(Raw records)
□ □ □ □ □ □ □
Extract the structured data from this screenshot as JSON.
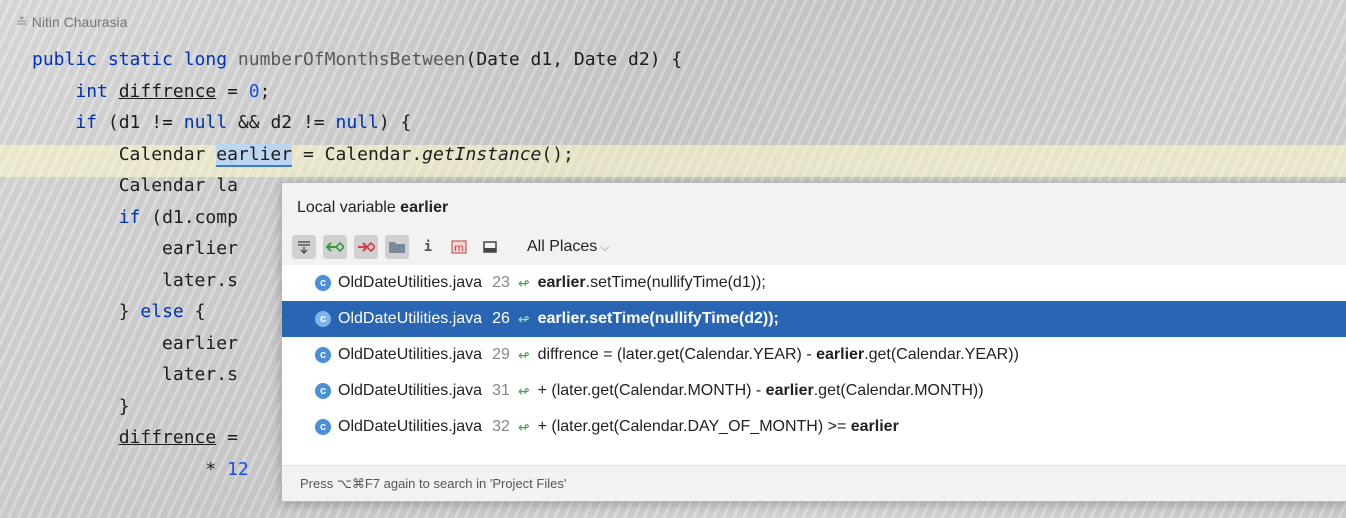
{
  "author": "Nitin Chaurasia",
  "code": {
    "line1_kw": "public static long",
    "line1_fn": "numberOfMonthsBetween",
    "line1_rest": "(Date d1, Date d2) {",
    "line2_kw": "int",
    "line2_var": "diffrence",
    "line2_eq": " = ",
    "line2_num": "0",
    "line2_end": ";",
    "line3_kw": "if",
    "line3_a": " (d1 != ",
    "line3_null1": "null",
    "line3_b": " && d2 != ",
    "line3_null2": "null",
    "line3_c": ") {",
    "line4_a": "Calendar ",
    "line4_sel": "earlier",
    "line4_b": " = Calendar.",
    "line4_it": "getInstance",
    "line4_c": "();",
    "line5": "Calendar la",
    "line6_kw": "if",
    "line6_rest": " (d1.comp",
    "line7": "earlier",
    "line8": "later.s",
    "line9_a": "} ",
    "line9_kw": "else",
    "line9_b": " {",
    "line10": "earlier",
    "line11": "later.s",
    "line12": "}",
    "line13_var": "diffrence",
    "line13_rest": " =",
    "line14_a": "* ",
    "line14_num": "12"
  },
  "popup": {
    "title_prefix": "Local variable ",
    "title_var": "earlier",
    "scope": "All Places",
    "rows": [
      {
        "file": "OldDateUtilities.java",
        "line": "23",
        "pre": "",
        "bold": "earlier",
        "post": ".setTime(nullifyTime(d1));"
      },
      {
        "file": "OldDateUtilities.java",
        "line": "26",
        "pre": "",
        "bold": "earlier",
        "post": ".setTime(nullifyTime(d2));"
      },
      {
        "file": "OldDateUtilities.java",
        "line": "29",
        "pre": "diffrence = (later.get(Calendar.YEAR) - ",
        "bold": "earlier",
        "post": ".get(Calendar.YEAR))"
      },
      {
        "file": "OldDateUtilities.java",
        "line": "31",
        "pre": "+ (later.get(Calendar.MONTH) - ",
        "bold": "earlier",
        "post": ".get(Calendar.MONTH))"
      },
      {
        "file": "OldDateUtilities.java",
        "line": "32",
        "pre": "+ (later.get(Calendar.DAY_OF_MONTH) >= ",
        "bold": "earlier",
        "post": ""
      }
    ],
    "footer": "Press ⌥⌘F7 again to search in 'Project Files'"
  }
}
□ □ □ □ □ □ □
--- Request ---
Only a number is wanted: how many lines of the data above contain "post"?

--- Answer to the exercise ---
5